Given records:
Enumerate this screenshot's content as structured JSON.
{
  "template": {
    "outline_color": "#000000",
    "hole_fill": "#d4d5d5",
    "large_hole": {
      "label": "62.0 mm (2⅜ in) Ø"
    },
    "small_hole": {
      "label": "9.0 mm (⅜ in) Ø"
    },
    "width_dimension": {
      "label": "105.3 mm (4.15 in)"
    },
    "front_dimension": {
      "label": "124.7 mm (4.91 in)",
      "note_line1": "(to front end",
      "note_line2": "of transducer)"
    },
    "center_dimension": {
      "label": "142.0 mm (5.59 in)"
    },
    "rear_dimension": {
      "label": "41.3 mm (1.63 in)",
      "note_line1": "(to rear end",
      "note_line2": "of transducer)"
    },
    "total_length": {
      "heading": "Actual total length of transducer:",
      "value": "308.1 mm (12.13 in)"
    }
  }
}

==

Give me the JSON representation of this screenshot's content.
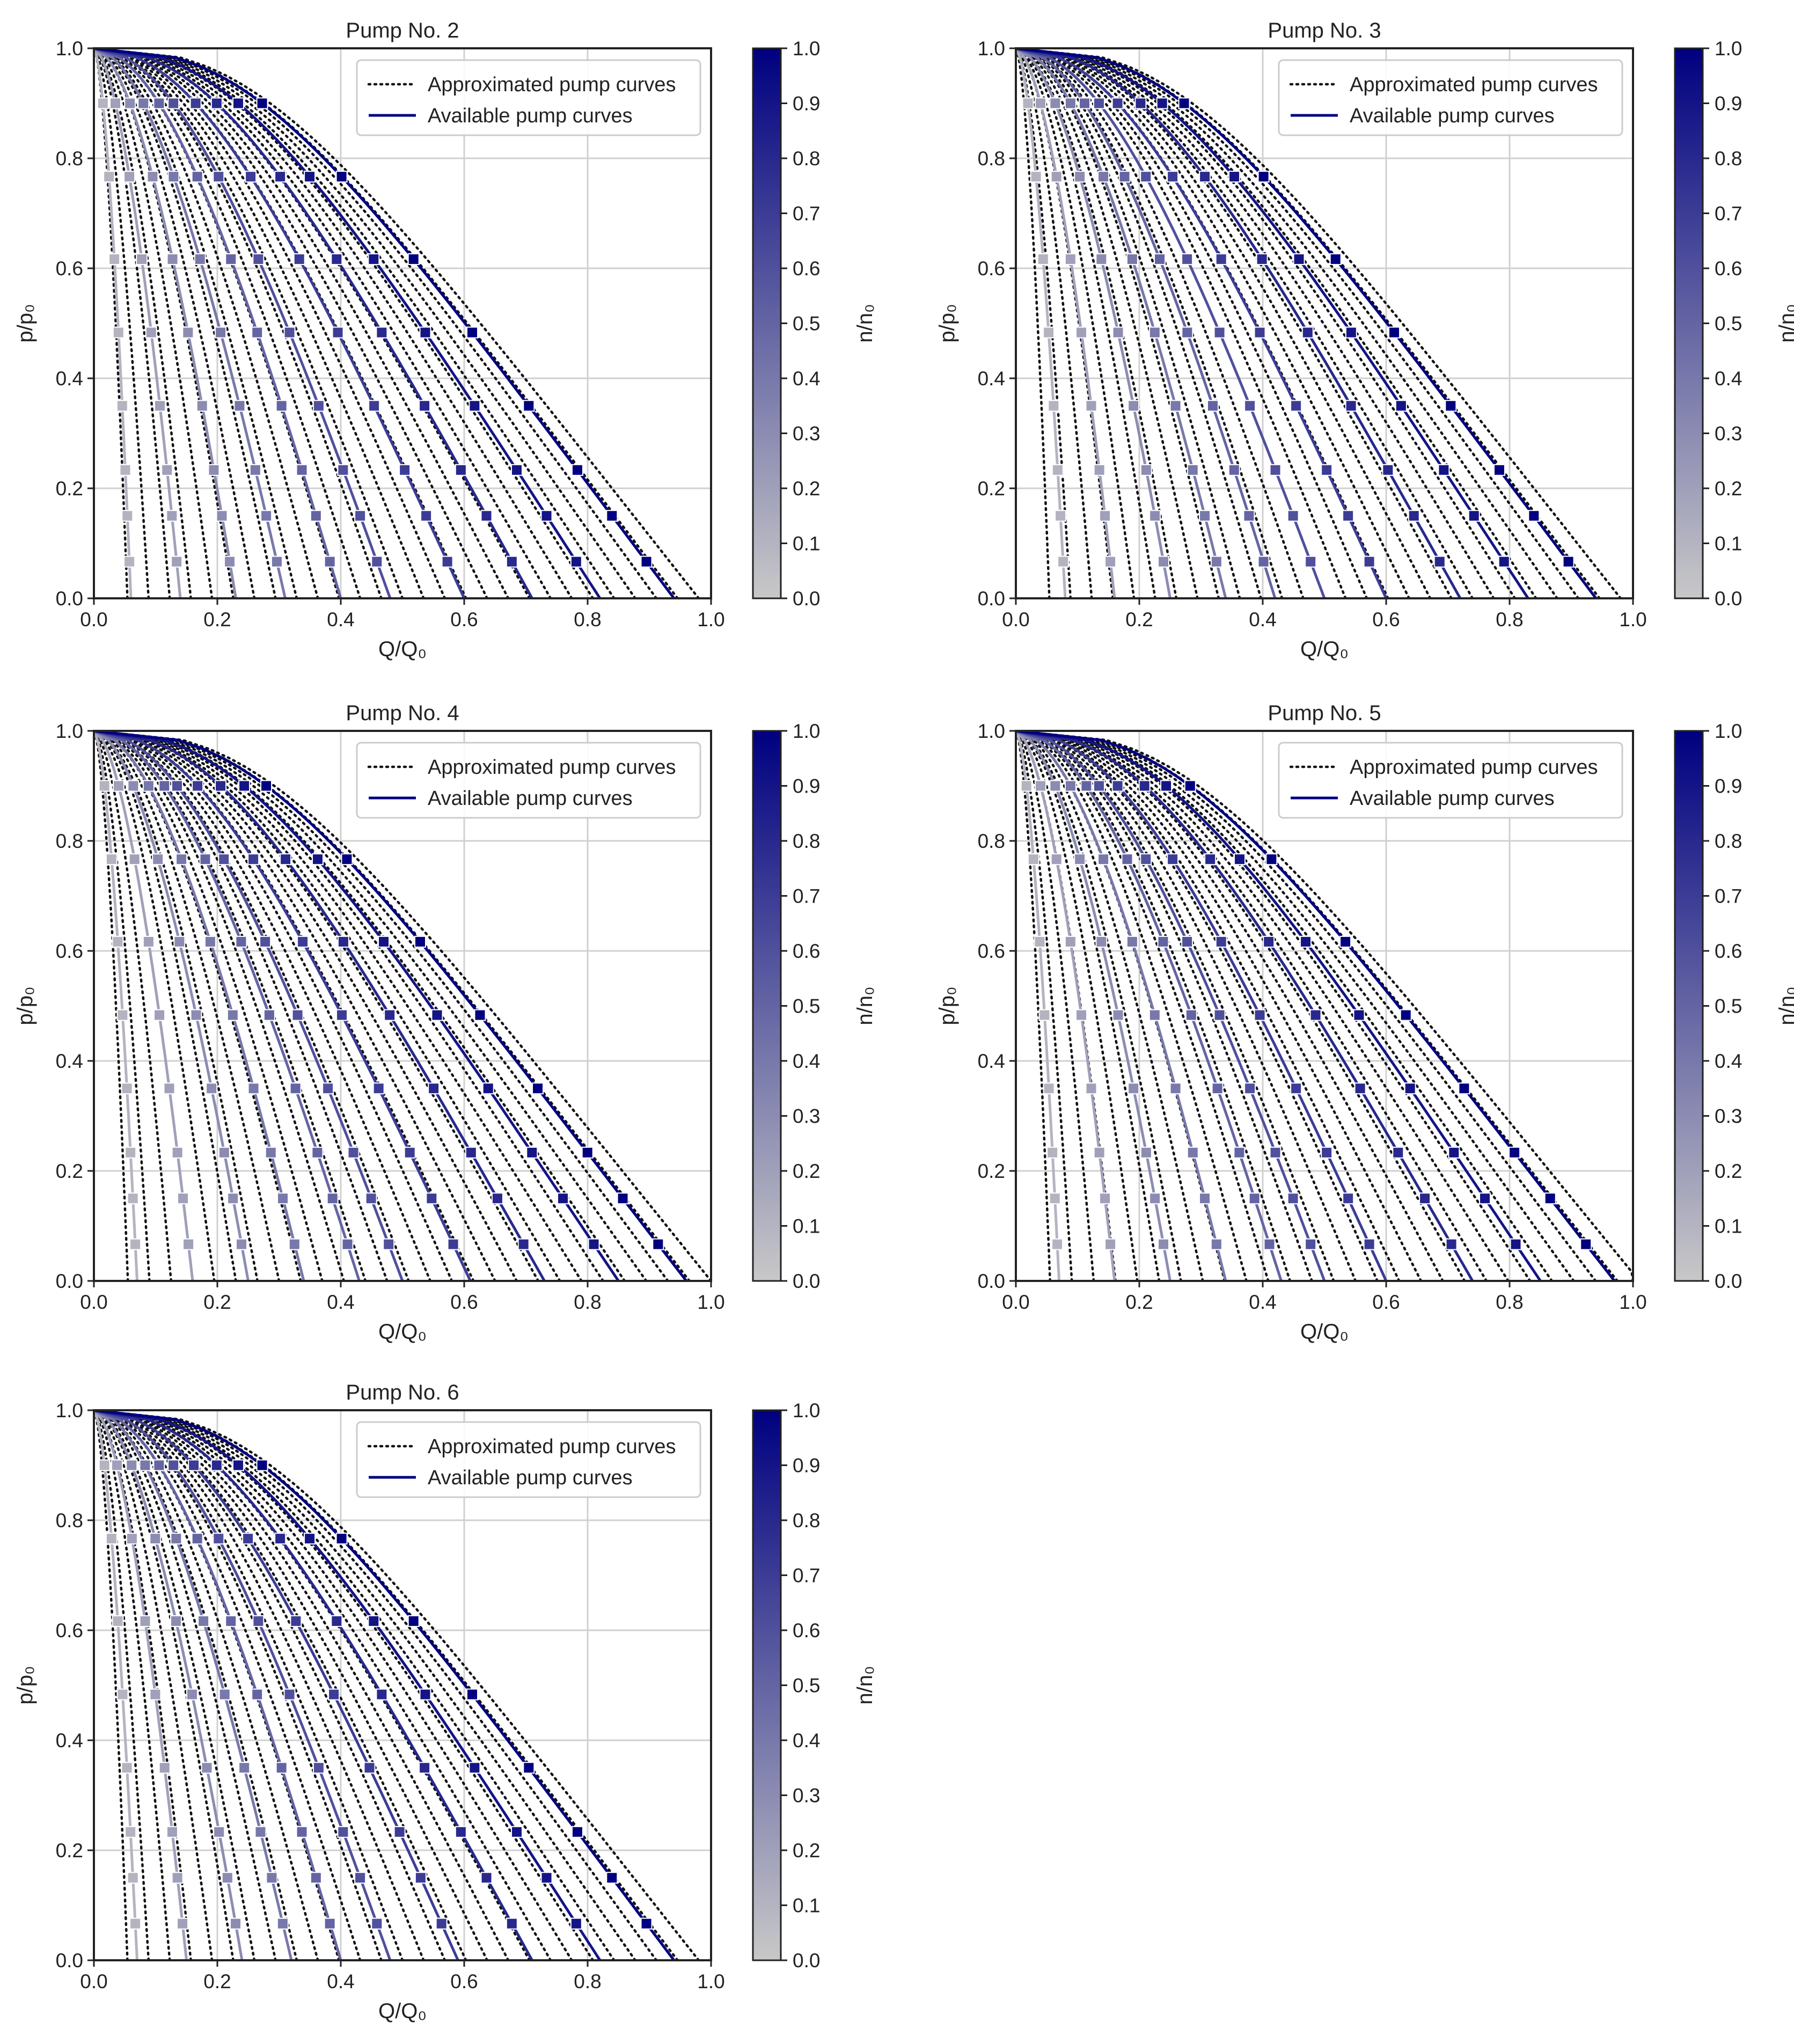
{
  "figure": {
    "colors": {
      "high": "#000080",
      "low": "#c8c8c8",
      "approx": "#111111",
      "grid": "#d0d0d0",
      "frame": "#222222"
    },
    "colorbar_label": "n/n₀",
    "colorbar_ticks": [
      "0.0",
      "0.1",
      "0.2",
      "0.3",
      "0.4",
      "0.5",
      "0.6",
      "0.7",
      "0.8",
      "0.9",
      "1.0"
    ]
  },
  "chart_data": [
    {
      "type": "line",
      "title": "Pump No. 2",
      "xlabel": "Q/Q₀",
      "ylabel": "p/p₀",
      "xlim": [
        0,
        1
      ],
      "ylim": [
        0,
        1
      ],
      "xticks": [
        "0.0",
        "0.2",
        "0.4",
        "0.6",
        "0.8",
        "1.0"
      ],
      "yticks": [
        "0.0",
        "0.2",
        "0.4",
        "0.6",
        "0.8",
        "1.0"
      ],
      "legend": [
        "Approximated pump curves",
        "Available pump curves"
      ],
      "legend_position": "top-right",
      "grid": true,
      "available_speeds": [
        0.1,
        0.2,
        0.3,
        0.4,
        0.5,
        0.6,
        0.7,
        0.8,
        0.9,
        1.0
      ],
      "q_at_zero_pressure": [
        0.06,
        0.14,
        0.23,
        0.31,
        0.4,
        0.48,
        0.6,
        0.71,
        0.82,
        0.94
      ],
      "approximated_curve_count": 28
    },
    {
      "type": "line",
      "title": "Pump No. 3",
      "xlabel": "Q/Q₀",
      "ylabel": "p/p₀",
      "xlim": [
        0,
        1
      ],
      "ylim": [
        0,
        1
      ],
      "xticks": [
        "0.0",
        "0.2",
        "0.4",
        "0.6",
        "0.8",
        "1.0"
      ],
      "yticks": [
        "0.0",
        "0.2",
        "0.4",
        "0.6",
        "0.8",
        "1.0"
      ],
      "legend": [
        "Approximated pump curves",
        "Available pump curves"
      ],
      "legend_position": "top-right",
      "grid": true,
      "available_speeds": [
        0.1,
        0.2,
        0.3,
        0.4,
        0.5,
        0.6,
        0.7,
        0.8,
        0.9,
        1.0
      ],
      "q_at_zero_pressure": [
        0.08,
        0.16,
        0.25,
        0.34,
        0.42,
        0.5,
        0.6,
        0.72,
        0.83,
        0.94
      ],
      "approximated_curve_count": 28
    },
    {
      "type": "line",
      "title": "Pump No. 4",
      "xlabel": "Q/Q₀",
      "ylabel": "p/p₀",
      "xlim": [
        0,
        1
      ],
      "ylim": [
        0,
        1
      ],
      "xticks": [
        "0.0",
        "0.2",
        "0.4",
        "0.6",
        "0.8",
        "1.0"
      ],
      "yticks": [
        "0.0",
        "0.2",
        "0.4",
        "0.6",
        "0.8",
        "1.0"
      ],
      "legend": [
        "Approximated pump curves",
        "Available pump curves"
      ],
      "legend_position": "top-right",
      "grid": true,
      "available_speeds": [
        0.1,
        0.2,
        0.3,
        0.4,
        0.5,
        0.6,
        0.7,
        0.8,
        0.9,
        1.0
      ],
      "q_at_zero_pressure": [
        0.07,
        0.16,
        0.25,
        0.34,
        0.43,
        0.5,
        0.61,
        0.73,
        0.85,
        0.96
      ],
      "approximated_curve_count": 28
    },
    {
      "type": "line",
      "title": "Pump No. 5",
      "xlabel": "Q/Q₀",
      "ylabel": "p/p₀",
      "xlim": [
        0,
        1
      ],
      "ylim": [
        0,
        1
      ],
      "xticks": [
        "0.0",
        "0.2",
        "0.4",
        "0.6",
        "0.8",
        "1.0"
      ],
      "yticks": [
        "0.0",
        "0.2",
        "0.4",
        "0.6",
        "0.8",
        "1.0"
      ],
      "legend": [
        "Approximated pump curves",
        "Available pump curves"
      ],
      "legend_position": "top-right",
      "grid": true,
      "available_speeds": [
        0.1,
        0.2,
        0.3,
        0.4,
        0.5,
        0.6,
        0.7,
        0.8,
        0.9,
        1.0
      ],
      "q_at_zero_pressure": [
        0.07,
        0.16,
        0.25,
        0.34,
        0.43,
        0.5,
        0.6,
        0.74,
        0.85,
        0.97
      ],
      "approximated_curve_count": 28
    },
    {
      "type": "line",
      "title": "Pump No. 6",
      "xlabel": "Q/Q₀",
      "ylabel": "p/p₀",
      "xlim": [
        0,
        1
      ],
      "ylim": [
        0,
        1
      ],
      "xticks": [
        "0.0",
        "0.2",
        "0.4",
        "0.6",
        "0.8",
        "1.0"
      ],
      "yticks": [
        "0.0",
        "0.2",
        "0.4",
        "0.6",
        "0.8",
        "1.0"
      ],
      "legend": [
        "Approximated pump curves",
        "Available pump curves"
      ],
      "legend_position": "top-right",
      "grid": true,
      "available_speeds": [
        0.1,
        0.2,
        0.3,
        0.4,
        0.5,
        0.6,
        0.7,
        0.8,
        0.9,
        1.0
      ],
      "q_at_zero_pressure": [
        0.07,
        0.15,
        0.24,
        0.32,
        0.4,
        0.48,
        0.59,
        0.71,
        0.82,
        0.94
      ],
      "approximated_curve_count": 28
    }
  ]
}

Your objective: From the entries above, copy every line where the word "content" shows up.

Solution for this problem:
Enumerate this screenshot's content as structured JSON.
Give me the JSON representation of this screenshot's content.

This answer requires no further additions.